→ **WHAT YOU ARE ASKED TO DO**
Restate every line of the material, word for word.

Data items:

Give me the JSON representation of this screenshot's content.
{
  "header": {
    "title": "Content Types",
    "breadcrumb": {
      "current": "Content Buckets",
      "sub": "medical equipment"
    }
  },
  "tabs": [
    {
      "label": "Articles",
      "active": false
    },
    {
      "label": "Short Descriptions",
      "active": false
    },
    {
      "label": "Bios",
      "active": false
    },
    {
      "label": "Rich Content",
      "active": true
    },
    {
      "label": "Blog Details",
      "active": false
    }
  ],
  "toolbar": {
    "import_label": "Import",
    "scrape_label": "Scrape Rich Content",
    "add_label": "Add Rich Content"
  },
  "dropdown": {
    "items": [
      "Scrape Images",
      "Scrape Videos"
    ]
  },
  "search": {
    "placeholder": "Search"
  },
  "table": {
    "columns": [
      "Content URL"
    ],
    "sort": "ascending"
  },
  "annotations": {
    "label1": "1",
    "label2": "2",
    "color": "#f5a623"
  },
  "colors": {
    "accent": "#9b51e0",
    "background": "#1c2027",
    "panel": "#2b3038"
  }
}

→ **RESPONSE TO THIS EXERCISE**
Give me the JSON representation of this screenshot's content.
{
  "header": {
    "title": "Content Types",
    "breadcrumb": {
      "current": "Content Buckets",
      "sub": "medical equipment"
    }
  },
  "tabs": [
    {
      "label": "Articles",
      "active": false
    },
    {
      "label": "Short Descriptions",
      "active": false
    },
    {
      "label": "Bios",
      "active": false
    },
    {
      "label": "Rich Content",
      "active": true
    },
    {
      "label": "Blog Details",
      "active": false
    }
  ],
  "toolbar": {
    "import_label": "Import",
    "scrape_label": "Scrape Rich Content",
    "add_label": "Add Rich Content"
  },
  "dropdown": {
    "items": [
      "Scrape Images",
      "Scrape Videos"
    ]
  },
  "search": {
    "placeholder": "Search"
  },
  "table": {
    "columns": [
      "Content URL"
    ],
    "sort": "ascending"
  },
  "annotations": {
    "label1": "1",
    "label2": "2",
    "color": "#f5a623"
  },
  "colors": {
    "accent": "#9b51e0",
    "background": "#1c2027",
    "panel": "#2b3038"
  }
}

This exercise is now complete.